Task brief: Print the listing as it stands, omitting all images.
:: Material supplied ::
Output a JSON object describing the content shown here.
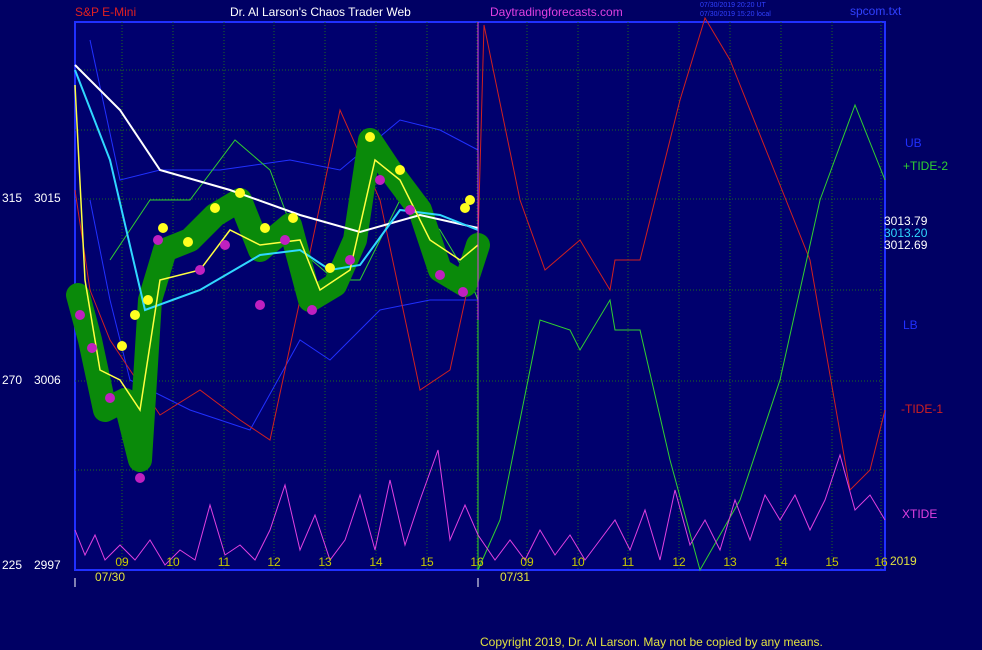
{
  "header": {
    "symbol": "S&P E-Mini",
    "title": "Dr. Al Larson's Chaos Trader Web",
    "site": "Daytradingforecasts.com",
    "timestamp_utc": "07/30/2019 20:20 UT",
    "timestamp_local": "07/30/2019 15:20 local",
    "file": "spcom.txt"
  },
  "y_labels": [
    {
      "left": "315",
      "right": "3015"
    },
    {
      "left": "270",
      "right": "3006"
    },
    {
      "left": "225",
      "right": "2997"
    }
  ],
  "x_labels": [
    "09",
    "10",
    "11",
    "12",
    "13",
    "14",
    "15",
    "16",
    "09",
    "10",
    "11",
    "12",
    "13",
    "14",
    "15",
    "16"
  ],
  "dates": [
    "07/30",
    "07/31"
  ],
  "year": "2019",
  "price_labels": [
    "3013.79",
    "3013.20",
    "3012.69"
  ],
  "right_labels": [
    "UB",
    "+TIDE-2",
    "LB",
    "-TIDE-1",
    "XTIDE"
  ],
  "copyright": "Copyright 2019, Dr. Al Larson. May not be copied by any means."
}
:::
Response to the exercise:
Output a JSON object describing the content shown here.
{
  "header": {
    "symbol": "S&P E-Mini",
    "title": "Dr. Al Larson's Chaos Trader Web",
    "site": "Daytradingforecasts.com",
    "timestamp_utc": "07/30/2019 20:20 UT",
    "timestamp_local": "07/30/2019 15:20 local",
    "file": "spcom.txt"
  },
  "y_labels": [
    {
      "left": "315",
      "right": "3015"
    },
    {
      "left": "270",
      "right": "3006"
    },
    {
      "left": "225",
      "right": "2997"
    }
  ],
  "x_labels": [
    "09",
    "10",
    "11",
    "12",
    "13",
    "14",
    "15",
    "16",
    "09",
    "10",
    "11",
    "12",
    "13",
    "14",
    "15",
    "16"
  ],
  "dates": [
    "07/30",
    "07/31"
  ],
  "year": "2019",
  "price_labels": [
    "3013.79",
    "3013.20",
    "3012.69"
  ],
  "right_labels": [
    "UB",
    "+TIDE-2",
    "LB",
    "-TIDE-1",
    "XTIDE"
  ],
  "copyright": "Copyright 2019, Dr. Al Larson. May not be copied by any means."
}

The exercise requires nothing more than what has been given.